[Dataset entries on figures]
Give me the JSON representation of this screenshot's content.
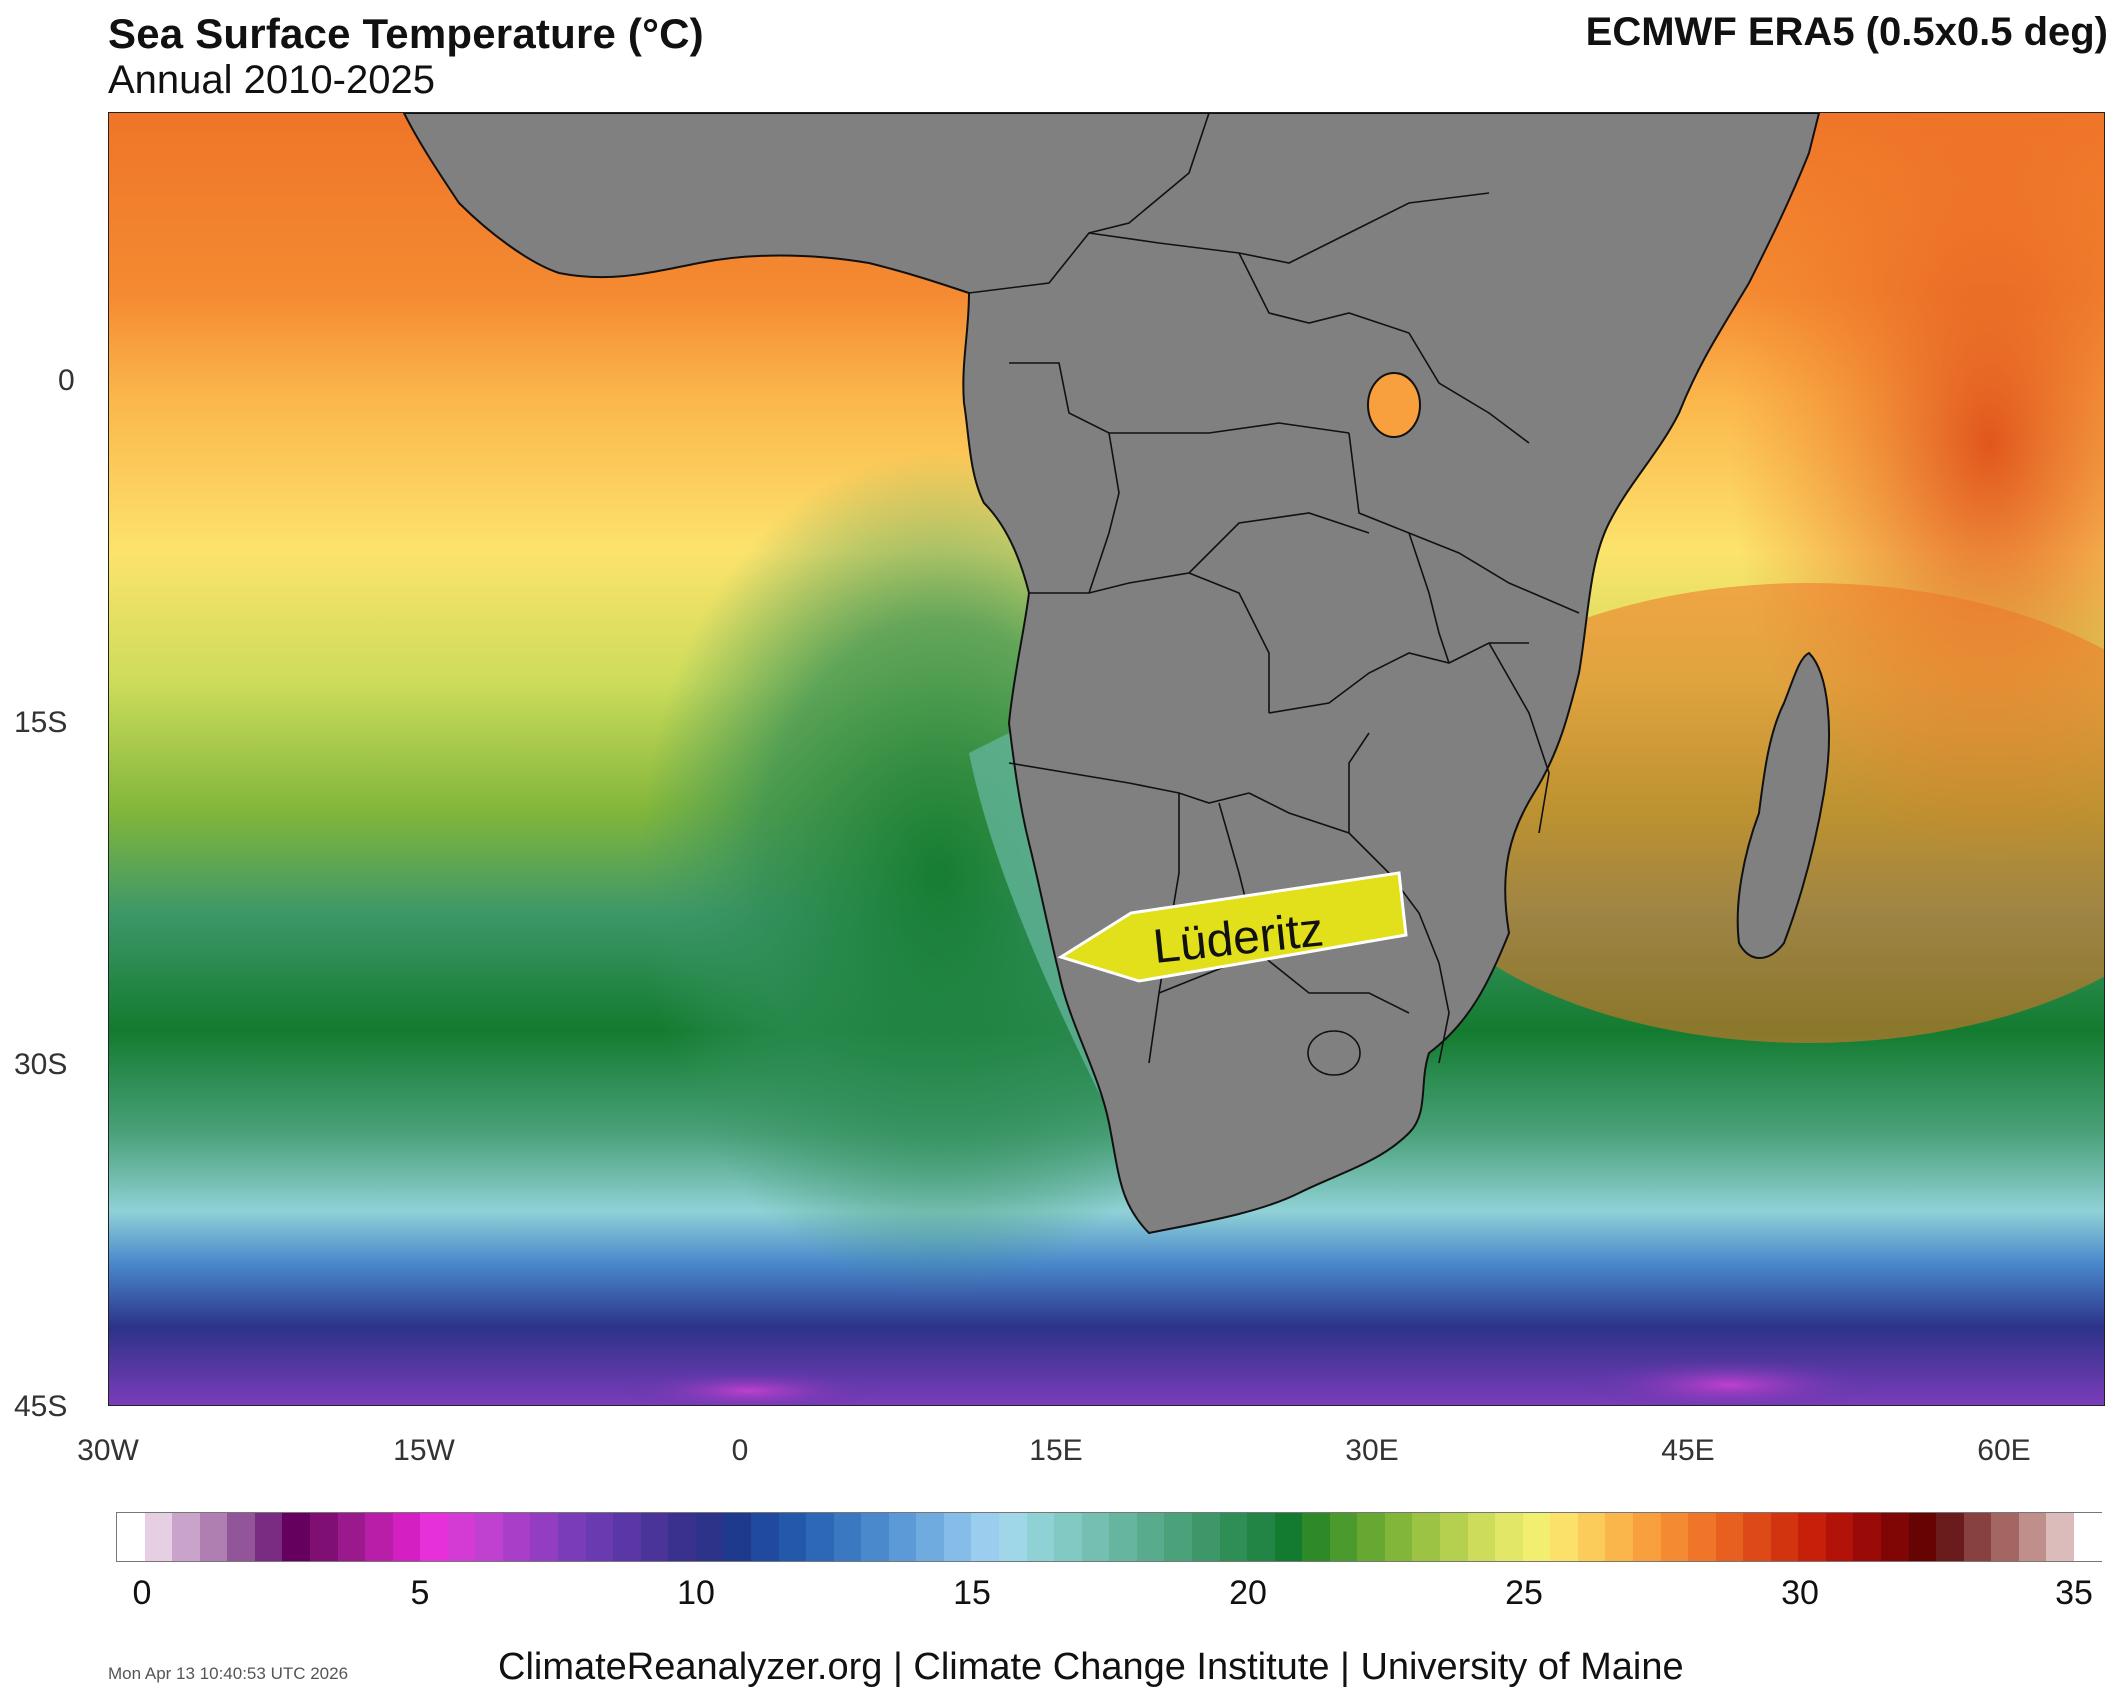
{
  "header": {
    "title": "Sea Surface Temperature (°C)",
    "subtitle": "Annual 2010-2025",
    "source": "ECMWF ERA5 (0.5x0.5 deg)"
  },
  "axes": {
    "latitude_labels": [
      "0",
      "15S",
      "30S",
      "45S"
    ],
    "longitude_labels": [
      "30W",
      "15W",
      "0",
      "15E",
      "30E",
      "45E",
      "60E"
    ]
  },
  "annotation": {
    "label": "Lüderitz"
  },
  "colorbar": {
    "ticks": [
      "0",
      "5",
      "10",
      "15",
      "20",
      "25",
      "30",
      "35"
    ],
    "colors": [
      "#ffffff",
      "#e6cfe3",
      "#c9a3c9",
      "#b07fb2",
      "#93559a",
      "#7a2c82",
      "#66005e",
      "#7f0f73",
      "#9a1a8e",
      "#b81ea7",
      "#d420c3",
      "#e630d9",
      "#d43ad4",
      "#c040cf",
      "#a93fc9",
      "#933ec2",
      "#7b3cba",
      "#6a3ab1",
      "#5a36a6",
      "#4a3399",
      "#3a318e",
      "#2c3388",
      "#1d3a8c",
      "#1f4a9d",
      "#2458ab",
      "#2d68b8",
      "#3a78c2",
      "#4a89cc",
      "#5b9ad6",
      "#6fabdf",
      "#86bde8",
      "#9bcdee",
      "#9fd6e8",
      "#90d1d6",
      "#82c9c4",
      "#74bfb2",
      "#66b59f",
      "#58ab8c",
      "#4aa17a",
      "#3d9768",
      "#2f8d56",
      "#228445",
      "#137b2f",
      "#2e8a29",
      "#4b9a2e",
      "#67a833",
      "#82b63b",
      "#9dc344",
      "#b5d04f",
      "#cddc5b",
      "#e3e767",
      "#f2ef70",
      "#fbe16a",
      "#fccc5a",
      "#fbb64b",
      "#f89f3e",
      "#f48a32",
      "#ef7528",
      "#e8601f",
      "#de4a17",
      "#d33410",
      "#c6200b",
      "#b31209",
      "#9a0a08",
      "#800606",
      "#660404",
      "#6a1b1c",
      "#874140",
      "#a46663",
      "#c08e8b",
      "#dcbcba",
      "#ffffff"
    ]
  },
  "footer": {
    "timestamp": "Mon Apr 13 10:40:53 UTC 2026",
    "credit": "ClimateReanalyzer.org | Climate Change Institute | University of Maine"
  },
  "colors": {
    "land": "#808080",
    "border": "#111111",
    "label_fill": "#e2e01a"
  }
}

- [Exercise instructions]
Each entry should be repeated exactly as it appears; the pictures stay out.

- [Response]
Give me the JSON representation of this screenshot's content.
{
  "header": {
    "title": "Sea Surface Temperature (°C)",
    "subtitle": "Annual 2010-2025",
    "source": "ECMWF ERA5 (0.5x0.5 deg)"
  },
  "axes": {
    "latitude_labels": [
      "0",
      "15S",
      "30S",
      "45S"
    ],
    "longitude_labels": [
      "30W",
      "15W",
      "0",
      "15E",
      "30E",
      "45E",
      "60E"
    ]
  },
  "annotation": {
    "label": "Lüderitz"
  },
  "colorbar": {
    "ticks": [
      "0",
      "5",
      "10",
      "15",
      "20",
      "25",
      "30",
      "35"
    ],
    "colors": [
      "#ffffff",
      "#e6cfe3",
      "#c9a3c9",
      "#b07fb2",
      "#93559a",
      "#7a2c82",
      "#66005e",
      "#7f0f73",
      "#9a1a8e",
      "#b81ea7",
      "#d420c3",
      "#e630d9",
      "#d43ad4",
      "#c040cf",
      "#a93fc9",
      "#933ec2",
      "#7b3cba",
      "#6a3ab1",
      "#5a36a6",
      "#4a3399",
      "#3a318e",
      "#2c3388",
      "#1d3a8c",
      "#1f4a9d",
      "#2458ab",
      "#2d68b8",
      "#3a78c2",
      "#4a89cc",
      "#5b9ad6",
      "#6fabdf",
      "#86bde8",
      "#9bcdee",
      "#9fd6e8",
      "#90d1d6",
      "#82c9c4",
      "#74bfb2",
      "#66b59f",
      "#58ab8c",
      "#4aa17a",
      "#3d9768",
      "#2f8d56",
      "#228445",
      "#137b2f",
      "#2e8a29",
      "#4b9a2e",
      "#67a833",
      "#82b63b",
      "#9dc344",
      "#b5d04f",
      "#cddc5b",
      "#e3e767",
      "#f2ef70",
      "#fbe16a",
      "#fccc5a",
      "#fbb64b",
      "#f89f3e",
      "#f48a32",
      "#ef7528",
      "#e8601f",
      "#de4a17",
      "#d33410",
      "#c6200b",
      "#b31209",
      "#9a0a08",
      "#800606",
      "#660404",
      "#6a1b1c",
      "#874140",
      "#a46663",
      "#c08e8b",
      "#dcbcba",
      "#ffffff"
    ]
  },
  "footer": {
    "timestamp": "Mon Apr 13 10:40:53 UTC 2026",
    "credit": "ClimateReanalyzer.org | Climate Change Institute | University of Maine"
  },
  "colors": {
    "land": "#808080",
    "border": "#111111",
    "label_fill": "#e2e01a"
  }
}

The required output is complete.